▶ _ACTIVITIES_
**a.** Reproduce the passage on liquid biopsy sequencing, starting at "The result is" and ending at "hard to interpret.".
**b.** Carry on with the passage on liquid biopsy technologies, picking up after its final sentence.
╭─ PASSAGE FOR REVIEW
Point-n-Seq, by contrast, can handle nanogram-level inputs and perform a combined methylation and genetic alteration analysis without splitting a DNA sample. And by focusing on small panels sufficient for one cancer type, Avida can keep the cost of sequencing low, the workflow efficient, and the fidelity of the signal high.
“If you’re looking at a huge panel, your background noise is very high,” Zhao points out. “The target capture step in Point-n-Seq for targeted methylation sequencing is before C-to-T conversion and before any amplification, which enables highly specific target enrichment even in very focused panels. If we do a very focused panel, it is cheap and fast, and the background noise can be very low.”
The result is an NGS tool that has a turnaround time of 1–2 days instead of 5–10 days, Zhao asserts, and at 1/10th the usual sequencing cost.
“Our goal is to make our platform technology readily available to researchers and clinicians doing cutting-edge work, and we’re open to partnering with collaborators,” she indicates. “If a big pharmaceutical company looks for an assay to screen for patients—say, it wants to stratify the patients at the early relapse stage—we believe that our assay can provide such a tool.”
Challenges ahead
The emerging technologies in the liquid biopsy field, like all emerging technologies, present new opportunities and challenges. As Salk notes, liquid biopsy technologies that enhance sensitivity not only probe deeper and detect more fine variations in genetic samples, they also generate data that can be hard to interpret.
“Mutations accumulate at low frequency during life that look completely like they come from cancer, but they are actually just a part of aging,” he says. “One has to be very careful now that we are able to detect these, to not automatically assume that this means someone has cancer. With great sensitivity comes great responsibility.”
And then there is the more immediate and universal challenge posed by the COVID-19 pandemic, which is complicating operations in every field. The bioscience field—as the cancellation of the Liquid Biopsy Summit demonstrates—is no exception.
╰─
╭─ SOURCE INFORMATION
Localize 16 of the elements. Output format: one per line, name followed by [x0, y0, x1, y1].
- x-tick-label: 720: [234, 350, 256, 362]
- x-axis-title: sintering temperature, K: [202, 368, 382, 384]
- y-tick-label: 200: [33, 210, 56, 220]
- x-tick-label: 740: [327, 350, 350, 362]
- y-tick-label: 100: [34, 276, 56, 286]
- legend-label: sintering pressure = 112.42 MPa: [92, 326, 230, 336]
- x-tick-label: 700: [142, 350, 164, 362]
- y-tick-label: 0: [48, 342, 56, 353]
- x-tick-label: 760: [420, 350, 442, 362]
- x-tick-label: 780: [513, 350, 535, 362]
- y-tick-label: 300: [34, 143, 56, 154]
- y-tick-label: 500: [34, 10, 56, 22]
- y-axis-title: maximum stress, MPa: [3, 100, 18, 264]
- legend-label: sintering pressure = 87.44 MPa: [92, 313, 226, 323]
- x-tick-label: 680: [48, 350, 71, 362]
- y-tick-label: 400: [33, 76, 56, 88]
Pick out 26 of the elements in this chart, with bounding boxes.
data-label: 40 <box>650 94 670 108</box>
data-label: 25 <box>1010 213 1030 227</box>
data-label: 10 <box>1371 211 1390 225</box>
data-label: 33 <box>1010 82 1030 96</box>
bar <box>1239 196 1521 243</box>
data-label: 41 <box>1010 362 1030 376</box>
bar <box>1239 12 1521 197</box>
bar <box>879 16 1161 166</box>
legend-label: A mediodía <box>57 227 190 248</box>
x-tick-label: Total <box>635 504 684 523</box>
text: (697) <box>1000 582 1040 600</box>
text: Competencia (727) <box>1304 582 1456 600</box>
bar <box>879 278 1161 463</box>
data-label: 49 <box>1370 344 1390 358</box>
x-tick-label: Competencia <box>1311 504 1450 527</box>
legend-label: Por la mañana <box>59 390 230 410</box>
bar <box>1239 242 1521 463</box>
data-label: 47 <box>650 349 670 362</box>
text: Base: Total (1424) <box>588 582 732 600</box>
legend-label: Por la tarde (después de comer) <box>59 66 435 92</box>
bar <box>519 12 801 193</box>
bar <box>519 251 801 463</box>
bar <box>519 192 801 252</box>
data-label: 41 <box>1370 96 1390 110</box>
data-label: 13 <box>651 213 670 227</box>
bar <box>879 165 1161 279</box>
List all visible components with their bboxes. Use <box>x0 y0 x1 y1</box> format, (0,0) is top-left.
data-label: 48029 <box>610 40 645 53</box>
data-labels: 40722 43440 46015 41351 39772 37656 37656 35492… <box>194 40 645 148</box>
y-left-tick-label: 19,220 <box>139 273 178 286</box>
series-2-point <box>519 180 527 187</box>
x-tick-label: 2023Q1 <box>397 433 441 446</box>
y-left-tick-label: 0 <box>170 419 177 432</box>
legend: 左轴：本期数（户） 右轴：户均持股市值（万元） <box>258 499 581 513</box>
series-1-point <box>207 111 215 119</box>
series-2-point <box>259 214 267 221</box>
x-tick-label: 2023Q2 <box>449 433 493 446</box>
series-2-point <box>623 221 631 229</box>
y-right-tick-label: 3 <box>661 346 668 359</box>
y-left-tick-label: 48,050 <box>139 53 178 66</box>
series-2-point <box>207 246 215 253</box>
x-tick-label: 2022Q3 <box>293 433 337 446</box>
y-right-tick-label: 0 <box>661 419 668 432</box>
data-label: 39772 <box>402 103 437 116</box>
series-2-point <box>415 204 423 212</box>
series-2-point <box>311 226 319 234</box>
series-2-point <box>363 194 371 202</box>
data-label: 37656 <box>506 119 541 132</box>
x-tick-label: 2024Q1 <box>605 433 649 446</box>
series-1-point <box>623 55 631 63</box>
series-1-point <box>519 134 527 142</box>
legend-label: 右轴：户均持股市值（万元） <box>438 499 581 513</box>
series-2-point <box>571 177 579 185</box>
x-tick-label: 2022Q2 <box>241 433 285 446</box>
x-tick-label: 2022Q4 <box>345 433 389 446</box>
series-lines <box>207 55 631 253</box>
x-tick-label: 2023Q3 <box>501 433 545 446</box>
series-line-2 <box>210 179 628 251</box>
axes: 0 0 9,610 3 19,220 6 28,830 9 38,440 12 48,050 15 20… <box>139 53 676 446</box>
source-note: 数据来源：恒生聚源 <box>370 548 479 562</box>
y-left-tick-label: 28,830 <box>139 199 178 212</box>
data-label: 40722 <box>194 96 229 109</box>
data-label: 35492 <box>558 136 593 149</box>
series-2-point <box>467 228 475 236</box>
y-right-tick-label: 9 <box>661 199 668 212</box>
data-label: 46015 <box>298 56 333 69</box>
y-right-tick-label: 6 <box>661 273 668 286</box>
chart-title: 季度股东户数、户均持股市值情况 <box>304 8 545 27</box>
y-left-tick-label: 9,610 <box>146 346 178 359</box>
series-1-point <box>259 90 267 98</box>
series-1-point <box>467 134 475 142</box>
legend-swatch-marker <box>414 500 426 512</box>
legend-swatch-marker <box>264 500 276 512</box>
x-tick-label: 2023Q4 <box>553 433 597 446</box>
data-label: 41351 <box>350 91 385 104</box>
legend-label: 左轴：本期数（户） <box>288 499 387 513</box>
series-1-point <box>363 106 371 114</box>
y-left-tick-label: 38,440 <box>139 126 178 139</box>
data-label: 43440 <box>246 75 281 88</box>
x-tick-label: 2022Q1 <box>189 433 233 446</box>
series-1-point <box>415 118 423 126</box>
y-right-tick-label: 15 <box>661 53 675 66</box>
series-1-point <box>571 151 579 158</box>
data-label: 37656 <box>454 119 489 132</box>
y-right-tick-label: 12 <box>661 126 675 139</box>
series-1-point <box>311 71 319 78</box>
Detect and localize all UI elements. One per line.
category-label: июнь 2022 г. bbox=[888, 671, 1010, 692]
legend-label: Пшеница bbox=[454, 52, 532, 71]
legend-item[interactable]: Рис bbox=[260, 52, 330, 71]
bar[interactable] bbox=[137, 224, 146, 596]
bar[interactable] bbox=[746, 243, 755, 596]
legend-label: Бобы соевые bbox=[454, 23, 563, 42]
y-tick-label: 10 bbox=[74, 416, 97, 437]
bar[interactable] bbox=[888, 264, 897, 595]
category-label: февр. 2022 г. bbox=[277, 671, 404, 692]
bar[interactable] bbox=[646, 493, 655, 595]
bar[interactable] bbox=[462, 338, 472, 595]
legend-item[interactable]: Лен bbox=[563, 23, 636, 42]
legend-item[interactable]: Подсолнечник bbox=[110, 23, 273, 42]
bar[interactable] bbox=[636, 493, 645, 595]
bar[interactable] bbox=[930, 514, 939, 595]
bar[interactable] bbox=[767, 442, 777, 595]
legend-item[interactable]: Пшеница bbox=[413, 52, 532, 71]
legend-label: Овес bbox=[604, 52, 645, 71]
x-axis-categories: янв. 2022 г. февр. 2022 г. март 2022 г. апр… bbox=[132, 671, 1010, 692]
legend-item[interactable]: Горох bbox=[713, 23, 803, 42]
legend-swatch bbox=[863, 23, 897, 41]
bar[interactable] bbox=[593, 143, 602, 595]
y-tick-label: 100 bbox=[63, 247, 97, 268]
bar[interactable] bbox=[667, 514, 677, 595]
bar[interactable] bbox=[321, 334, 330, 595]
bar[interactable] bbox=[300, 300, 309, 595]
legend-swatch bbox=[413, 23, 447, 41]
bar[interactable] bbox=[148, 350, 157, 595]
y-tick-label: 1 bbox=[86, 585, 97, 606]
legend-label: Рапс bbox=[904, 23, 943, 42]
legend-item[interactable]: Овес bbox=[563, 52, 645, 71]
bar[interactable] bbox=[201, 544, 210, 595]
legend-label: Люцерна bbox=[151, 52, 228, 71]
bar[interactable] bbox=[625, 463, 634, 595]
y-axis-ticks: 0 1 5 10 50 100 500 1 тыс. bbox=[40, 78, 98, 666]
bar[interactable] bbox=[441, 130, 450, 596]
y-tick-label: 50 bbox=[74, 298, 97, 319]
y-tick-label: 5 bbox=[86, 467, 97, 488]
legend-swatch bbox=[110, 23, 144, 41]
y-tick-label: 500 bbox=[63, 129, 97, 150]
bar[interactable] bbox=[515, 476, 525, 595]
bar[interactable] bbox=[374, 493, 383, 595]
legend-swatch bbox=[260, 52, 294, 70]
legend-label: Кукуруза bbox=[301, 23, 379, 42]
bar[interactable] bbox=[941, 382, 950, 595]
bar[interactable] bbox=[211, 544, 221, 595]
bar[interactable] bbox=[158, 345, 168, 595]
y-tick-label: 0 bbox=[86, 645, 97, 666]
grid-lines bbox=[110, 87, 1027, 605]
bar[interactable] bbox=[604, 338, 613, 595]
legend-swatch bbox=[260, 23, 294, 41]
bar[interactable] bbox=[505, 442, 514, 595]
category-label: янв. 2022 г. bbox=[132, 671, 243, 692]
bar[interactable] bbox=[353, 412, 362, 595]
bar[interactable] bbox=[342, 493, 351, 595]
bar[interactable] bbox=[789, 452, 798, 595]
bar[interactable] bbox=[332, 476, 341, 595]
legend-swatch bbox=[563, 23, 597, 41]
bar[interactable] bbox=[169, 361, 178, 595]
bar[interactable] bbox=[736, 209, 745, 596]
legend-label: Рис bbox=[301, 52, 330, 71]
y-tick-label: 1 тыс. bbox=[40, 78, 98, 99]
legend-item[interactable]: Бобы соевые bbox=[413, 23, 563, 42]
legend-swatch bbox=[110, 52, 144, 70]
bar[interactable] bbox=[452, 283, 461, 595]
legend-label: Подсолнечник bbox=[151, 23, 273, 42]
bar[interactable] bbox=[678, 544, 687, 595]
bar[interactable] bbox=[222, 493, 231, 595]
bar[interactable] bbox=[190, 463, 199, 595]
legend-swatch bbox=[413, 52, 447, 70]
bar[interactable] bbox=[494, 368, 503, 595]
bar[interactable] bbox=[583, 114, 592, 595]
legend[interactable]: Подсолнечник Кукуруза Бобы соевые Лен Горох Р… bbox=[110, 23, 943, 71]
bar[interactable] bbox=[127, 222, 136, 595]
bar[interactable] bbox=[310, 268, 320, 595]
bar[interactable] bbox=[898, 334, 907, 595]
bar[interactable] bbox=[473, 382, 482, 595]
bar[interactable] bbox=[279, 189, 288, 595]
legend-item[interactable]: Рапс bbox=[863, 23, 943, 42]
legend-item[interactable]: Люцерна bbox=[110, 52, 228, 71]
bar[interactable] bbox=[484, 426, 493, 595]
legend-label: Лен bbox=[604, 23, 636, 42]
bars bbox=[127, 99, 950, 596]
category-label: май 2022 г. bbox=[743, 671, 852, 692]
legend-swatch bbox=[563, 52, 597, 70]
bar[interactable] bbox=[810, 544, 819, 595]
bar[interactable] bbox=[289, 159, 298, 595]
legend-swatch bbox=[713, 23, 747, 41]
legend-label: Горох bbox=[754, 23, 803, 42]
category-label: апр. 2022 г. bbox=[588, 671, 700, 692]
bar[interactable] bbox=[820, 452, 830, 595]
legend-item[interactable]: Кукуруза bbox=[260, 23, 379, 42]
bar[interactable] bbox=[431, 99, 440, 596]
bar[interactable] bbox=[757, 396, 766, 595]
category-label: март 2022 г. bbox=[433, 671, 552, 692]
╰─
▶ _RESPONSES TO THE TASKS_
**a.**
The result is an NGS tool that has a turnaround time of 1–2 days instead of 5–10 days, Zhao asserts, and at 1/10th the usual sequencing cost.
“Our goal is to make our platform technology readily available to researchers and clinicians doing cutting-edge work, and we’re open to partnering with collaborators,” she indicates. “If a big pharmaceutical company looks for an assay to screen for patients—say, it wants to stratify the patients at the early relapse stage—we believe that our assay can provide such a tool.”
Challenges ahead
The emerging technologies in the liquid biopsy field, like all emerging technologies, present new opportunities and challenges. As Salk notes, liquid biopsy technologies that enhance sensitivity not only probe deeper and detect more fine variations in genetic samples, they also generate data that can be hard to interpret.

**b.**
“The COVID-19 situation has had a very lasting impact on our operations,” says Ge, who adds that the impact goes beyond work-from-home arrangements. “We were working to get to the next stage in clinical studies with a larger sample size,” he explains. “That has been paused as well, as every hospital is fighting COVID-19 at the moment.”
Still, Ge believes that the challenges presented by COVID-19, like the liquid biopsy field’s technological challenges, will shake out with time. “I personally believe it will be over in no time, within several months,” he says. “It will be over, and we will get back on track very soon.”
Smarter Immuno-Oncology Trials Using Tumor-Informed ctDNA Analysis
Immune checkpoint inhibitors are being increasingly investigated through clinical trials for a range of cancers. However, only a minority of patients benefit from these interventions, and current biomarkers do not reliably predict treatment response.
A prospective Phase II clinical trial, described in Nature Cancer, assessed circulating tumor DNA select ctDNA) as a biomarker of response to immune checkpoint inhibitors in patients with advanced solid tumors being treated with pembrolizumab. It demonstrated that sensitive ctDNA assessment, using a tumor-informed assay—namely, the Signatera assay from Natera—can predict response to pembrolizumab in a histology-agnostic manner.
Signatera provided a readout on the trial in as short a time as six weeks, while complementing standard radiologic imaging to differentiate pseudoprogression from true progression, potentially enabling patients who are deriving clinical benefit to continue therapy, while sparing others from unnecessary toxicities and costs.